>> Begin Material for this task

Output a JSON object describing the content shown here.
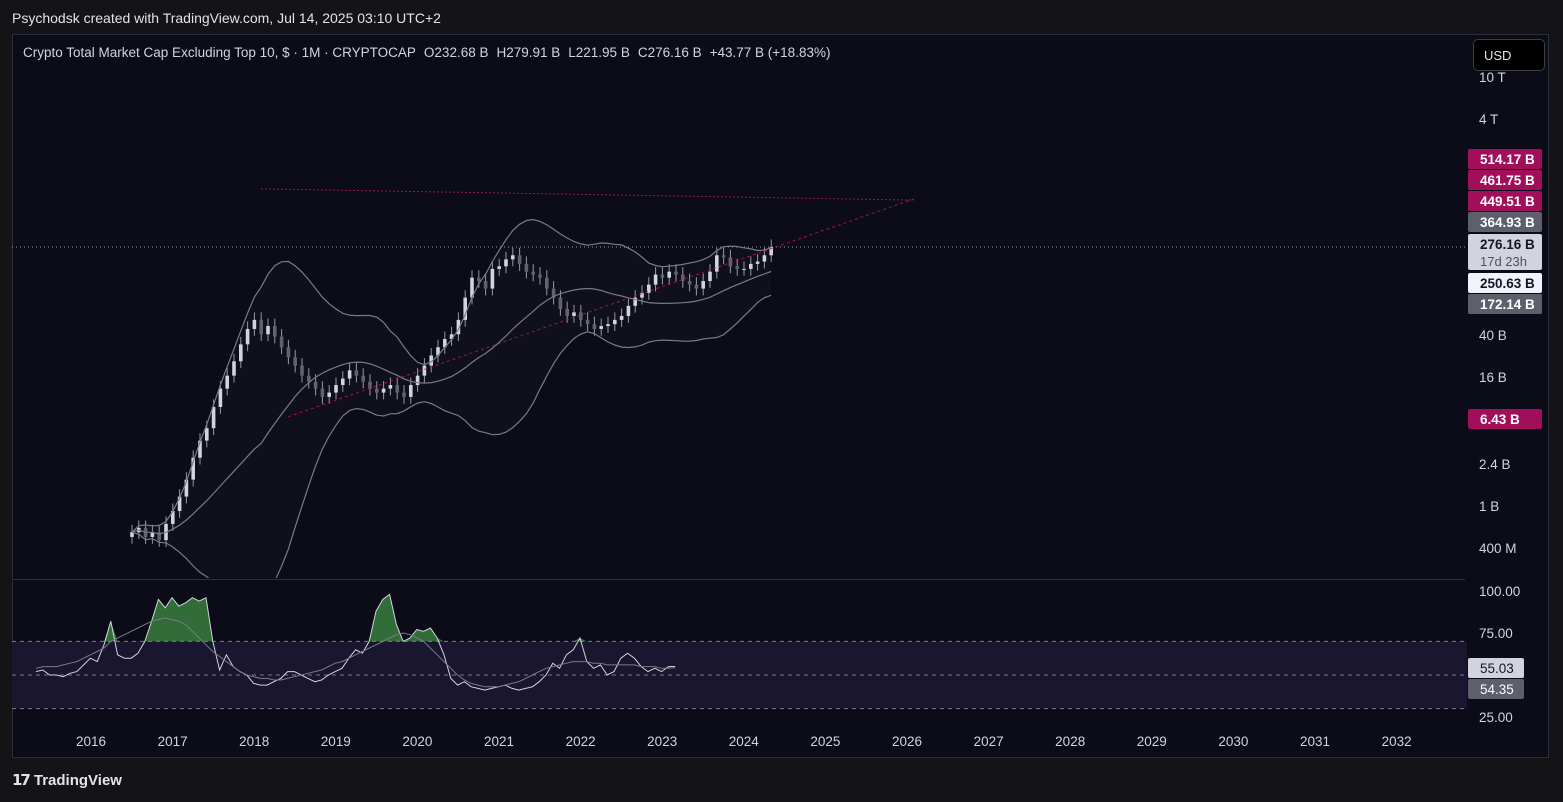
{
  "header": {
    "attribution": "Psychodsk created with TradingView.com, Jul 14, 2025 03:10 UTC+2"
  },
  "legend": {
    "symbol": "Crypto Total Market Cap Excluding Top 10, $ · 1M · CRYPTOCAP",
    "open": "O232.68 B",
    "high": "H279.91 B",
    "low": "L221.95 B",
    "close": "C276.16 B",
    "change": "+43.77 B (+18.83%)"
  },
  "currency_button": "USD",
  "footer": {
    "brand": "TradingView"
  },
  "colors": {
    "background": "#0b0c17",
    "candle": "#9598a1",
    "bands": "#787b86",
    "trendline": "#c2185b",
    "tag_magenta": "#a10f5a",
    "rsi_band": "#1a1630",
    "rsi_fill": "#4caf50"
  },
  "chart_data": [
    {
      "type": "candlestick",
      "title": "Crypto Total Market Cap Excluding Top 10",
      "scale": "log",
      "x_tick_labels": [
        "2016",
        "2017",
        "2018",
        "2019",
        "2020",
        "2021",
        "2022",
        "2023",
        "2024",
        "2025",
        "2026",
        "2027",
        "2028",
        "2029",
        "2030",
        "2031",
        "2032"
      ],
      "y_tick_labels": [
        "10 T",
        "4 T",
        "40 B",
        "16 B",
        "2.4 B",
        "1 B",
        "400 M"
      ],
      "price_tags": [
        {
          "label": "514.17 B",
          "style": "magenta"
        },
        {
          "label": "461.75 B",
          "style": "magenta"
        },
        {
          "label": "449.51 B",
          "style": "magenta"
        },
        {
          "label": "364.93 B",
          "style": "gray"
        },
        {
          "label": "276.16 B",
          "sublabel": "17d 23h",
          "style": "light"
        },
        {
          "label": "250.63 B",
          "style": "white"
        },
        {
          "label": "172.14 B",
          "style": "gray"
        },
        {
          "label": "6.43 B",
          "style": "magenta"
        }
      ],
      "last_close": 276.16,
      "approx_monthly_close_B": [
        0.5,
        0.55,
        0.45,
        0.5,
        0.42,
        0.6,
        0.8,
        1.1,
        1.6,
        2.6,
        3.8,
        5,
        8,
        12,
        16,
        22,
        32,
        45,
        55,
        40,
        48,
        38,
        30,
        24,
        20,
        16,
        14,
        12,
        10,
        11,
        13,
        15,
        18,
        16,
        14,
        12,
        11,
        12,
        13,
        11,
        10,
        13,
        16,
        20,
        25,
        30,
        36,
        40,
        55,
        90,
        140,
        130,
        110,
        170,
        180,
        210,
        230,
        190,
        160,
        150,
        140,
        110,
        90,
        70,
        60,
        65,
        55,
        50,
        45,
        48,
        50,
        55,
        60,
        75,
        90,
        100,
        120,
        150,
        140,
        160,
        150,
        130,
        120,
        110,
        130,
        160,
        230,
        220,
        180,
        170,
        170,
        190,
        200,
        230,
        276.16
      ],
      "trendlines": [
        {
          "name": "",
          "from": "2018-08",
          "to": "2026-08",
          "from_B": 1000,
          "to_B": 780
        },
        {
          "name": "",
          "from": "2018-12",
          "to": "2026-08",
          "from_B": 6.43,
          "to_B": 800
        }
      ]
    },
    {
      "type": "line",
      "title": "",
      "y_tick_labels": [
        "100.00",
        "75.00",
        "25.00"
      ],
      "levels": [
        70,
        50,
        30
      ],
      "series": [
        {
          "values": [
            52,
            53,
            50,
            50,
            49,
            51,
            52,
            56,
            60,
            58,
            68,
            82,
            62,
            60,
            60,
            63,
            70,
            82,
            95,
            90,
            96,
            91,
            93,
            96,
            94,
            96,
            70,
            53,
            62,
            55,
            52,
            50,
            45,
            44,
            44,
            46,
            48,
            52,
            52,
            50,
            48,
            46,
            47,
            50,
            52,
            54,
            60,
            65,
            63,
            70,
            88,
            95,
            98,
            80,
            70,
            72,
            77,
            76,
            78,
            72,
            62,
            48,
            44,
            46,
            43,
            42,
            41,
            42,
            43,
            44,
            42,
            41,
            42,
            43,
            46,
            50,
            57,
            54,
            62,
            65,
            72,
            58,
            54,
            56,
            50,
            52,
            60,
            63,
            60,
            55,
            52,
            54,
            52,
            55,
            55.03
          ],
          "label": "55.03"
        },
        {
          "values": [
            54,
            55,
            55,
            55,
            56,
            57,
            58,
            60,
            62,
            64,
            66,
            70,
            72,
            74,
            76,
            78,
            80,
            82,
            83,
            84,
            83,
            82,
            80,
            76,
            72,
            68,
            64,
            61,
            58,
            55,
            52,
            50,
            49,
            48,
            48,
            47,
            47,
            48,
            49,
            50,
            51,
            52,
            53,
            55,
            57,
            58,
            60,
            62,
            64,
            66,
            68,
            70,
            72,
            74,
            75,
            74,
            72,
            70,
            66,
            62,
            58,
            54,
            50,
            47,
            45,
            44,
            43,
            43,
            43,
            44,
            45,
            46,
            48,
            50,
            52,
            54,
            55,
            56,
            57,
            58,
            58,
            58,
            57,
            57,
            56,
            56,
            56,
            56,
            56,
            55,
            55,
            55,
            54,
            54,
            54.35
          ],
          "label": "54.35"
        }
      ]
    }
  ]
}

>> End Material for this task

> [Short task]:
Reproduce the whole listing above word for word, but not its pictures.

> [Answer in full]:
Output a JSON object describing the content shown here.
{
  "header": {
    "attribution": "Psychodsk created with TradingView.com, Jul 14, 2025 03:10 UTC+2"
  },
  "legend": {
    "symbol": "Crypto Total Market Cap Excluding Top 10, $ · 1M · CRYPTOCAP",
    "open": "O232.68 B",
    "high": "H279.91 B",
    "low": "L221.95 B",
    "close": "C276.16 B",
    "change": "+43.77 B (+18.83%)"
  },
  "currency_button": "USD",
  "footer": {
    "brand": "TradingView"
  },
  "colors": {
    "background": "#0b0c17",
    "candle": "#9598a1",
    "bands": "#787b86",
    "trendline": "#c2185b",
    "tag_magenta": "#a10f5a",
    "rsi_band": "#1a1630",
    "rsi_fill": "#4caf50"
  },
  "chart_data": [
    {
      "type": "candlestick",
      "title": "Crypto Total Market Cap Excluding Top 10",
      "scale": "log",
      "x_tick_labels": [
        "2016",
        "2017",
        "2018",
        "2019",
        "2020",
        "2021",
        "2022",
        "2023",
        "2024",
        "2025",
        "2026",
        "2027",
        "2028",
        "2029",
        "2030",
        "2031",
        "2032"
      ],
      "y_tick_labels": [
        "10 T",
        "4 T",
        "40 B",
        "16 B",
        "2.4 B",
        "1 B",
        "400 M"
      ],
      "price_tags": [
        {
          "label": "514.17 B",
          "style": "magenta"
        },
        {
          "label": "461.75 B",
          "style": "magenta"
        },
        {
          "label": "449.51 B",
          "style": "magenta"
        },
        {
          "label": "364.93 B",
          "style": "gray"
        },
        {
          "label": "276.16 B",
          "sublabel": "17d 23h",
          "style": "light"
        },
        {
          "label": "250.63 B",
          "style": "white"
        },
        {
          "label": "172.14 B",
          "style": "gray"
        },
        {
          "label": "6.43 B",
          "style": "magenta"
        }
      ],
      "last_close": 276.16,
      "approx_monthly_close_B": [
        0.5,
        0.55,
        0.45,
        0.5,
        0.42,
        0.6,
        0.8,
        1.1,
        1.6,
        2.6,
        3.8,
        5,
        8,
        12,
        16,
        22,
        32,
        45,
        55,
        40,
        48,
        38,
        30,
        24,
        20,
        16,
        14,
        12,
        10,
        11,
        13,
        15,
        18,
        16,
        14,
        12,
        11,
        12,
        13,
        11,
        10,
        13,
        16,
        20,
        25,
        30,
        36,
        40,
        55,
        90,
        140,
        130,
        110,
        170,
        180,
        210,
        230,
        190,
        160,
        150,
        140,
        110,
        90,
        70,
        60,
        65,
        55,
        50,
        45,
        48,
        50,
        55,
        60,
        75,
        90,
        100,
        120,
        150,
        140,
        160,
        150,
        130,
        120,
        110,
        130,
        160,
        230,
        220,
        180,
        170,
        170,
        190,
        200,
        230,
        276.16
      ],
      "trendlines": [
        {
          "name": "",
          "from": "2018-08",
          "to": "2026-08",
          "from_B": 1000,
          "to_B": 780
        },
        {
          "name": "",
          "from": "2018-12",
          "to": "2026-08",
          "from_B": 6.43,
          "to_B": 800
        }
      ]
    },
    {
      "type": "line",
      "title": "",
      "y_tick_labels": [
        "100.00",
        "75.00",
        "25.00"
      ],
      "levels": [
        70,
        50,
        30
      ],
      "series": [
        {
          "values": [
            52,
            53,
            50,
            50,
            49,
            51,
            52,
            56,
            60,
            58,
            68,
            82,
            62,
            60,
            60,
            63,
            70,
            82,
            95,
            90,
            96,
            91,
            93,
            96,
            94,
            96,
            70,
            53,
            62,
            55,
            52,
            50,
            45,
            44,
            44,
            46,
            48,
            52,
            52,
            50,
            48,
            46,
            47,
            50,
            52,
            54,
            60,
            65,
            63,
            70,
            88,
            95,
            98,
            80,
            70,
            72,
            77,
            76,
            78,
            72,
            62,
            48,
            44,
            46,
            43,
            42,
            41,
            42,
            43,
            44,
            42,
            41,
            42,
            43,
            46,
            50,
            57,
            54,
            62,
            65,
            72,
            58,
            54,
            56,
            50,
            52,
            60,
            63,
            60,
            55,
            52,
            54,
            52,
            55,
            55.03
          ],
          "label": "55.03"
        },
        {
          "values": [
            54,
            55,
            55,
            55,
            56,
            57,
            58,
            60,
            62,
            64,
            66,
            70,
            72,
            74,
            76,
            78,
            80,
            82,
            83,
            84,
            83,
            82,
            80,
            76,
            72,
            68,
            64,
            61,
            58,
            55,
            52,
            50,
            49,
            48,
            48,
            47,
            47,
            48,
            49,
            50,
            51,
            52,
            53,
            55,
            57,
            58,
            60,
            62,
            64,
            66,
            68,
            70,
            72,
            74,
            75,
            74,
            72,
            70,
            66,
            62,
            58,
            54,
            50,
            47,
            45,
            44,
            43,
            43,
            43,
            44,
            45,
            46,
            48,
            50,
            52,
            54,
            55,
            56,
            57,
            58,
            58,
            58,
            57,
            57,
            56,
            56,
            56,
            56,
            56,
            55,
            55,
            55,
            54,
            54,
            54.35
          ],
          "label": "54.35"
        }
      ]
    }
  ]
}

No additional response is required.